## [Exercise description]
Copy the data word for word, from its first line through the line holding "cell-nama: Aditya Rizkiawan", with both of those lines included.

## [Records supplied]
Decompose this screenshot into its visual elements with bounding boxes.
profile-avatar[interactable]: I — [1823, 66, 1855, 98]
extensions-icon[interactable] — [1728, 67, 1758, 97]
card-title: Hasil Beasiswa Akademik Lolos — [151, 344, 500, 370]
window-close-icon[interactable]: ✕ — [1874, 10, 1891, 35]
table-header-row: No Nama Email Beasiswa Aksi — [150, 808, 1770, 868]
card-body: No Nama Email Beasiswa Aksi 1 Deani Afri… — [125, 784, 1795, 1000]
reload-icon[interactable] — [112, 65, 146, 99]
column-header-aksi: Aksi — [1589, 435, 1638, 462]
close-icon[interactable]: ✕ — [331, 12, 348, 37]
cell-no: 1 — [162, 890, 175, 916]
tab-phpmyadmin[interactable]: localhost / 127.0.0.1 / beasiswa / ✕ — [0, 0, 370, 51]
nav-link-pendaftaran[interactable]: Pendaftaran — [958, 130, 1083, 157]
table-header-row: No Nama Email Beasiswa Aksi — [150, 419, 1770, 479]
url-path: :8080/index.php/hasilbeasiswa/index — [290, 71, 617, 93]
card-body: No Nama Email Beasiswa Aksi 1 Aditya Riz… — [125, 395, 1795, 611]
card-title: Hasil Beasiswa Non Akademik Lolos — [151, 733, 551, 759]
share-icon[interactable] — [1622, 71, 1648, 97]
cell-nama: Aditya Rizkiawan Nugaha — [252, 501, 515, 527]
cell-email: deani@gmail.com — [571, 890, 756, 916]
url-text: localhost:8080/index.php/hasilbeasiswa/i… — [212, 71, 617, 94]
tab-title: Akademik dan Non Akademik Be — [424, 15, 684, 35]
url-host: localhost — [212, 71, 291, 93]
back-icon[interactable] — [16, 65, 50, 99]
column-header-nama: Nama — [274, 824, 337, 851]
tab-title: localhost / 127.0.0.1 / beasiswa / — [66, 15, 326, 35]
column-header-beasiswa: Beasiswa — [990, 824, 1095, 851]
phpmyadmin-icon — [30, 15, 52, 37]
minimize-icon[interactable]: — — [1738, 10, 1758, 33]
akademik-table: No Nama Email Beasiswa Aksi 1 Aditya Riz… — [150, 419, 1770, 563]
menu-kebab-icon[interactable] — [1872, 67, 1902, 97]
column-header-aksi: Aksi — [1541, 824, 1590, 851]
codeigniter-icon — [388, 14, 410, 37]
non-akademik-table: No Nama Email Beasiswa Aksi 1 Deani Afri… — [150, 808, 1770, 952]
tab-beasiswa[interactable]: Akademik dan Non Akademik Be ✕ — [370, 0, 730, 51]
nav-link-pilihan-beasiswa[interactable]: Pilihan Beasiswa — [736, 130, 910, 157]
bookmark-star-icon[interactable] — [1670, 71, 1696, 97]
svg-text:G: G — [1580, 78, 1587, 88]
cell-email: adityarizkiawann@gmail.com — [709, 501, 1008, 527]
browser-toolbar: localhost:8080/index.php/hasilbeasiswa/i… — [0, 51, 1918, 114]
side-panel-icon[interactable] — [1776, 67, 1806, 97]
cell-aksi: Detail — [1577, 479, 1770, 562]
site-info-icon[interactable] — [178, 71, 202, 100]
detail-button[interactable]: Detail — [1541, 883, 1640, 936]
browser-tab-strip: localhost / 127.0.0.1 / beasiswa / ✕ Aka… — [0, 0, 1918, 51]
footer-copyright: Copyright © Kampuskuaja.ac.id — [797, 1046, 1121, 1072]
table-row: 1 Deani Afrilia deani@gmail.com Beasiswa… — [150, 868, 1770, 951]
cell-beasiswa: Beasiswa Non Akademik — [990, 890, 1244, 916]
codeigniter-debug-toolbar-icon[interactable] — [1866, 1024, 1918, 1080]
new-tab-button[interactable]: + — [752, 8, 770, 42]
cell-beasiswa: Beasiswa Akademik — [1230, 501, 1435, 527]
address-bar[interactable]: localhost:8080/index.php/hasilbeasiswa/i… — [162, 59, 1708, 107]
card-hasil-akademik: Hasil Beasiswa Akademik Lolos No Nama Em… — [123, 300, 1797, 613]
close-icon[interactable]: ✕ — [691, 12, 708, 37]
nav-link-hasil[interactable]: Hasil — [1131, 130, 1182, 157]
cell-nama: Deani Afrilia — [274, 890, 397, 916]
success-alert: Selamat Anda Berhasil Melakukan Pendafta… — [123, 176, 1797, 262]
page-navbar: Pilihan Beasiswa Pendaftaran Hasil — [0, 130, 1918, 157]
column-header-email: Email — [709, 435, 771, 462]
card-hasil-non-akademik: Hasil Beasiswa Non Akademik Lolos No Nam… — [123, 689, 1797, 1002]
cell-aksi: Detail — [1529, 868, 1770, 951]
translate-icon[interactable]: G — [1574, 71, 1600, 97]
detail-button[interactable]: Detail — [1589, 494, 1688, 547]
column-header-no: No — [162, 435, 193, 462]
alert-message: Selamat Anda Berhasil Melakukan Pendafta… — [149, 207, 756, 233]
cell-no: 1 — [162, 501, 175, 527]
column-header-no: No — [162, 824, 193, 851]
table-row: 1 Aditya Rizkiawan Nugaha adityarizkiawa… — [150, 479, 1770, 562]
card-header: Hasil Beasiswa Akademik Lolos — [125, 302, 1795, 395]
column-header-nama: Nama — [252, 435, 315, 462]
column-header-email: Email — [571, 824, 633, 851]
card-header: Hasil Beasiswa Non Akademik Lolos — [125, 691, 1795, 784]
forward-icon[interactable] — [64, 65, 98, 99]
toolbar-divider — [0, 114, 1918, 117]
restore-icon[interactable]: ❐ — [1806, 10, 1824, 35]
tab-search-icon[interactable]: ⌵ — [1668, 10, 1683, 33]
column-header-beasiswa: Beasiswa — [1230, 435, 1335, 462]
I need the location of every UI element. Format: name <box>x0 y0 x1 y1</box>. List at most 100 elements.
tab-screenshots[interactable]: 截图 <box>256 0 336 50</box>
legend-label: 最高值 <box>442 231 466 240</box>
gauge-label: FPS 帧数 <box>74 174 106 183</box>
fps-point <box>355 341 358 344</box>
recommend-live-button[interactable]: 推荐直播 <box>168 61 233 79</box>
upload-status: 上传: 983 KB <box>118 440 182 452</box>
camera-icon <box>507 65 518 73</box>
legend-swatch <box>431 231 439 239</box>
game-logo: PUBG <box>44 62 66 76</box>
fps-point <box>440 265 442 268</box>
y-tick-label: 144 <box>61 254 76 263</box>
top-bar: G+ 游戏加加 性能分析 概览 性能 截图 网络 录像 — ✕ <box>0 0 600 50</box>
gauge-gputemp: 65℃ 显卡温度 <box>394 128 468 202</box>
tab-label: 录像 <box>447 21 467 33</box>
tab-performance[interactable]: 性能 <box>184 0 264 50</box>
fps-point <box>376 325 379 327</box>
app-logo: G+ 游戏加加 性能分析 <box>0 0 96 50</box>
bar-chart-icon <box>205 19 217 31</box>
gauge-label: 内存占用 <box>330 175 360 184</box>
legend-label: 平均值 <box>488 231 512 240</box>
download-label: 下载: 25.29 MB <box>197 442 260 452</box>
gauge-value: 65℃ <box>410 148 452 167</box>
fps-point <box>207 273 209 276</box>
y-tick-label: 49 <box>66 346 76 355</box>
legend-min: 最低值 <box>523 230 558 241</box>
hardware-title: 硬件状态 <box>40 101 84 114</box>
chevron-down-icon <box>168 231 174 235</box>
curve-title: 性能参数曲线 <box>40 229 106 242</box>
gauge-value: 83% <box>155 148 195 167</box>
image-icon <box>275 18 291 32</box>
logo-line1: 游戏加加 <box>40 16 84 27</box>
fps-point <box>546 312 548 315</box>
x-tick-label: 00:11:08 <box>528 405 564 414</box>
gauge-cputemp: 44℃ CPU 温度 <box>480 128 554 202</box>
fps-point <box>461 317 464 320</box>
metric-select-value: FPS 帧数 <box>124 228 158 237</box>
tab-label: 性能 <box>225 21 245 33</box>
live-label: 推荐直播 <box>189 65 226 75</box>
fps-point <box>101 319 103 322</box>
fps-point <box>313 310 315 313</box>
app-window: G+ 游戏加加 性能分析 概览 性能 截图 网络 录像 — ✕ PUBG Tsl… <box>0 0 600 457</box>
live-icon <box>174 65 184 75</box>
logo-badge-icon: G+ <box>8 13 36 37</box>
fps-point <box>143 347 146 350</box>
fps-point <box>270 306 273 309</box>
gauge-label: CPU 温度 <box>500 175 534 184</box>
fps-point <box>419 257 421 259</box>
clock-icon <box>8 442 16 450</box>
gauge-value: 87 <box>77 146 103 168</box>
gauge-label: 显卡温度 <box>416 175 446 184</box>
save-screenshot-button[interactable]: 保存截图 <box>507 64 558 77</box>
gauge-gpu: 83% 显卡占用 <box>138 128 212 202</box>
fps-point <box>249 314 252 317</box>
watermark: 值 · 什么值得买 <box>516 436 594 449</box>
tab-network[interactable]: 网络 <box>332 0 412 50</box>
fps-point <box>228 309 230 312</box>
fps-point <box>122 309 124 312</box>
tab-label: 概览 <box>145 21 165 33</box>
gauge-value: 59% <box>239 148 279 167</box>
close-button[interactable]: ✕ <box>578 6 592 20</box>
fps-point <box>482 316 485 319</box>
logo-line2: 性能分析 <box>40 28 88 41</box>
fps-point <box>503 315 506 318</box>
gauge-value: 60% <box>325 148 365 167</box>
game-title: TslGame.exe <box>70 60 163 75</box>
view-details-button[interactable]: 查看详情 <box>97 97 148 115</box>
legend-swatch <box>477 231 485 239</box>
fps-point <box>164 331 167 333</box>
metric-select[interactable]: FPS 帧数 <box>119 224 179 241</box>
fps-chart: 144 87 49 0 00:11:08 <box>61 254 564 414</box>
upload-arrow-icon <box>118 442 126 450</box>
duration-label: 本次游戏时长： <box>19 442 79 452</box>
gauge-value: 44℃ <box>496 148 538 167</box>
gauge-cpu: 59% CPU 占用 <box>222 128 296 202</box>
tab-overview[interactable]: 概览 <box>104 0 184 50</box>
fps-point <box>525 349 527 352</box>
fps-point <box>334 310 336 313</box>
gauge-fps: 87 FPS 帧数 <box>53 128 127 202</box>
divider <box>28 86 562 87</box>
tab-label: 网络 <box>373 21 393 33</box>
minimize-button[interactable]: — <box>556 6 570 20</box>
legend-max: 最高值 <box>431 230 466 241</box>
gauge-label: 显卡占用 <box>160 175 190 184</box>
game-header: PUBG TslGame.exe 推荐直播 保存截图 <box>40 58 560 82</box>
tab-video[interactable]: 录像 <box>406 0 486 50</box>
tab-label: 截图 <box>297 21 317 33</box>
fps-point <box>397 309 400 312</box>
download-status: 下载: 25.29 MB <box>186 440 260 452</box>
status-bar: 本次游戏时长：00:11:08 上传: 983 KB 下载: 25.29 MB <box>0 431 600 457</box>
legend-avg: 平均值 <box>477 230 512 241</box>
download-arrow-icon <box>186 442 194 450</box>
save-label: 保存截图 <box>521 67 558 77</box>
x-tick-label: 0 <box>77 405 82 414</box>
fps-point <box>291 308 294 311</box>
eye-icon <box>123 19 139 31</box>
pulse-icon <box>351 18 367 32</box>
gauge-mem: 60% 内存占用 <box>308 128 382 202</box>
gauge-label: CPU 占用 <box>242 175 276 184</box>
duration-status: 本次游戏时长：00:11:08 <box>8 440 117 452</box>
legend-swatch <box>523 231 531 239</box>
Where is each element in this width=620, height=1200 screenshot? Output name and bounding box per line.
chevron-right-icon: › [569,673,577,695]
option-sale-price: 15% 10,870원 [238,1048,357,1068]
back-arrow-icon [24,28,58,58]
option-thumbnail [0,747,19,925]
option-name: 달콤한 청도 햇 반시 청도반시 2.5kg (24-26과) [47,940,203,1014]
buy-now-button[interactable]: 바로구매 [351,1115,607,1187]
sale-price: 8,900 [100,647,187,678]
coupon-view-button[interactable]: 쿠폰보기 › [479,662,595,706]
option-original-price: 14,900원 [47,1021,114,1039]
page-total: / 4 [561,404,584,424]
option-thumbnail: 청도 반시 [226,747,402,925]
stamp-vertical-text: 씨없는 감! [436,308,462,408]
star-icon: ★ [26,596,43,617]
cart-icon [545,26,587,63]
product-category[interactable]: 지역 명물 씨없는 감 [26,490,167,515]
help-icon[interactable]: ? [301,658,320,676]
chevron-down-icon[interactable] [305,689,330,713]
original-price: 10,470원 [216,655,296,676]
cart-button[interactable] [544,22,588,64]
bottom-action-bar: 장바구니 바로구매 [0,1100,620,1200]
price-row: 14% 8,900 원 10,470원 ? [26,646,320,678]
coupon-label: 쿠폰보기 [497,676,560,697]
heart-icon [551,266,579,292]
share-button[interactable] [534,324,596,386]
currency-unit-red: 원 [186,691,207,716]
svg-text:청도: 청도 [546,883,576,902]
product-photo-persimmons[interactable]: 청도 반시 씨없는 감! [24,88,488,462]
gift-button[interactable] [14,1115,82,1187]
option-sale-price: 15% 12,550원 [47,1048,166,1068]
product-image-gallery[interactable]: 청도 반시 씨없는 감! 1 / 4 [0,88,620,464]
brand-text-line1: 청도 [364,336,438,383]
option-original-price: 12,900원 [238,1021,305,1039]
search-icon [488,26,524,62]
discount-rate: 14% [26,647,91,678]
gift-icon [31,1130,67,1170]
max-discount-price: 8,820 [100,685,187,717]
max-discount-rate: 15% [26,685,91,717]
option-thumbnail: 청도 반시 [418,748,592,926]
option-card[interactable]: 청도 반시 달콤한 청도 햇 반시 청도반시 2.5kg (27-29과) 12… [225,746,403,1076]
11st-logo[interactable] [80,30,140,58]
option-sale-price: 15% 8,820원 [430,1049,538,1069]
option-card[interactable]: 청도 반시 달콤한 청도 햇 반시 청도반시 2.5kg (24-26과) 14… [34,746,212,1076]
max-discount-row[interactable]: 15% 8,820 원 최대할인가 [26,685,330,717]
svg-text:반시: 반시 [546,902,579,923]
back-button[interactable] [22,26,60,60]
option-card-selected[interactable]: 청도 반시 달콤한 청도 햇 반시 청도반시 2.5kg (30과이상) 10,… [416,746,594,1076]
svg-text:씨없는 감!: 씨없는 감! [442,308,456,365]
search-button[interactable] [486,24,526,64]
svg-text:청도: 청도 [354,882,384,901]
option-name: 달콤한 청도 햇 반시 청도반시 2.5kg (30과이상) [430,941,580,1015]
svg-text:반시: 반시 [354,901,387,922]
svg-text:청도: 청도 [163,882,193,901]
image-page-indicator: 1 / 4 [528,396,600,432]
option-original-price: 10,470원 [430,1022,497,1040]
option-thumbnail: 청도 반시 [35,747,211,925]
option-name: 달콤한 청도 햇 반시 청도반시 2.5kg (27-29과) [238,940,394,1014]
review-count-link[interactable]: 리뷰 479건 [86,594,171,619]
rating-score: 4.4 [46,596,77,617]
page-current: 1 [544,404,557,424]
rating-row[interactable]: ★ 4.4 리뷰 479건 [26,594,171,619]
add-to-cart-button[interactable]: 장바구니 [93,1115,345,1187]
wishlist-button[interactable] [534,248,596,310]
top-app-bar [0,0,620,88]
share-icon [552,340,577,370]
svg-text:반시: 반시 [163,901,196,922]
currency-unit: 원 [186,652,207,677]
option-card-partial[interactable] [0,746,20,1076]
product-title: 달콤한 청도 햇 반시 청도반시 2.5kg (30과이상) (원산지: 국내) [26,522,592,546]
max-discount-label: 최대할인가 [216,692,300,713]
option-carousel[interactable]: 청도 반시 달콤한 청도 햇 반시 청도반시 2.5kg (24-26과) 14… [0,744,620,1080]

## [The reply]
Decompose this screenshot into its visual elements with bounding boxes.
profile-avatar[interactable]: I — [1823, 66, 1855, 98]
extensions-icon[interactable] — [1728, 67, 1758, 97]
card-title: Hasil Beasiswa Akademik Lolos — [151, 344, 500, 370]
window-close-icon[interactable]: ✕ — [1874, 10, 1891, 35]
table-header-row: No Nama Email Beasiswa Aksi — [150, 808, 1770, 868]
card-body: No Nama Email Beasiswa Aksi 1 Deani Afri… — [125, 784, 1795, 1000]
reload-icon[interactable] — [112, 65, 146, 99]
column-header-aksi: Aksi — [1589, 435, 1638, 462]
close-icon[interactable]: ✕ — [331, 12, 348, 37]
cell-no: 1 — [162, 890, 175, 916]
tab-phpmyadmin[interactable]: localhost / 127.0.0.1 / beasiswa / ✕ — [0, 0, 370, 51]
nav-link-pendaftaran[interactable]: Pendaftaran — [958, 130, 1083, 157]
table-header-row: No Nama Email Beasiswa Aksi — [150, 419, 1770, 479]
url-path: :8080/index.php/hasilbeasiswa/index — [290, 71, 617, 93]
card-body: No Nama Email Beasiswa Aksi 1 Aditya Riz… — [125, 395, 1795, 611]
card-title: Hasil Beasiswa Non Akademik Lolos — [151, 733, 551, 759]
share-icon[interactable] — [1622, 71, 1648, 97]
cell-nama: Aditya Rizkiawan Nugaha — [252, 501, 515, 527]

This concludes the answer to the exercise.